*PROVIDED DATA*:
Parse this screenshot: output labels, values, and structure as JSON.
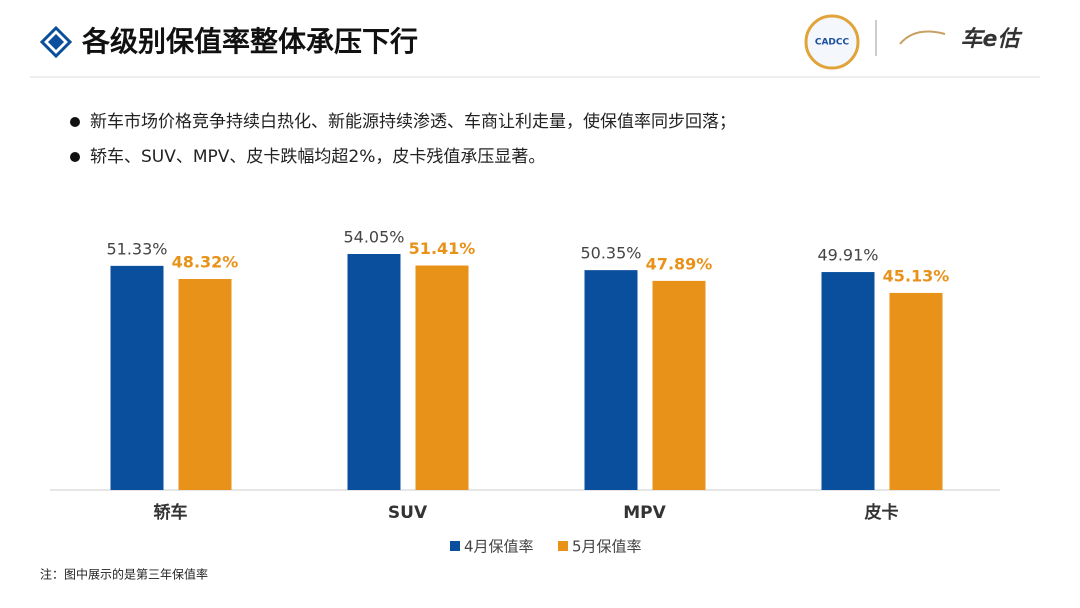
{
  "header": {
    "title": "各级别保值率整体承压下行",
    "logo_org": "CADCC",
    "logo_brand": "车e估"
  },
  "bullets": [
    "新车市场价格竞争持续白热化、新能源持续渗透、车商让利走量，使保值率同步回落；",
    "轿车、SUV、MPV、皮卡跌幅均超2%，皮卡残值承压显著。"
  ],
  "note": "注：图中展示的是第三年保值率",
  "chart_data": {
    "type": "bar",
    "categories": [
      "轿车",
      "SUV",
      "MPV",
      "皮卡"
    ],
    "series": [
      {
        "name": "4月保值率",
        "color": "#0a4f9e",
        "values": [
          51.33,
          54.05,
          50.35,
          49.91
        ],
        "value_labels": [
          "51.33%",
          "54.05%",
          "50.35%",
          "49.91%"
        ]
      },
      {
        "name": "5月保值率",
        "color": "#e8921a",
        "values": [
          48.32,
          51.41,
          47.89,
          45.13
        ],
        "value_labels": [
          "48.32%",
          "51.41%",
          "47.89%",
          "45.13%"
        ]
      }
    ],
    "ylim": [
      0,
      60
    ]
  }
}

*REQUIREMENTS*: Leave out the pictures and transcribe the entries above exactly.

*RESULT*:
Parse this screenshot: output labels, values, and structure as JSON.
{
  "header": {
    "title": "各级别保值率整体承压下行",
    "logo_org": "CADCC",
    "logo_brand": "车e估"
  },
  "bullets": [
    "新车市场价格竞争持续白热化、新能源持续渗透、车商让利走量，使保值率同步回落；",
    "轿车、SUV、MPV、皮卡跌幅均超2%，皮卡残值承压显著。"
  ],
  "note": "注：图中展示的是第三年保值率",
  "chart_data": {
    "type": "bar",
    "categories": [
      "轿车",
      "SUV",
      "MPV",
      "皮卡"
    ],
    "series": [
      {
        "name": "4月保值率",
        "color": "#0a4f9e",
        "values": [
          51.33,
          54.05,
          50.35,
          49.91
        ],
        "value_labels": [
          "51.33%",
          "54.05%",
          "50.35%",
          "49.91%"
        ]
      },
      {
        "name": "5月保值率",
        "color": "#e8921a",
        "values": [
          48.32,
          51.41,
          47.89,
          45.13
        ],
        "value_labels": [
          "48.32%",
          "51.41%",
          "47.89%",
          "45.13%"
        ]
      }
    ],
    "ylim": [
      0,
      60
    ]
  }
}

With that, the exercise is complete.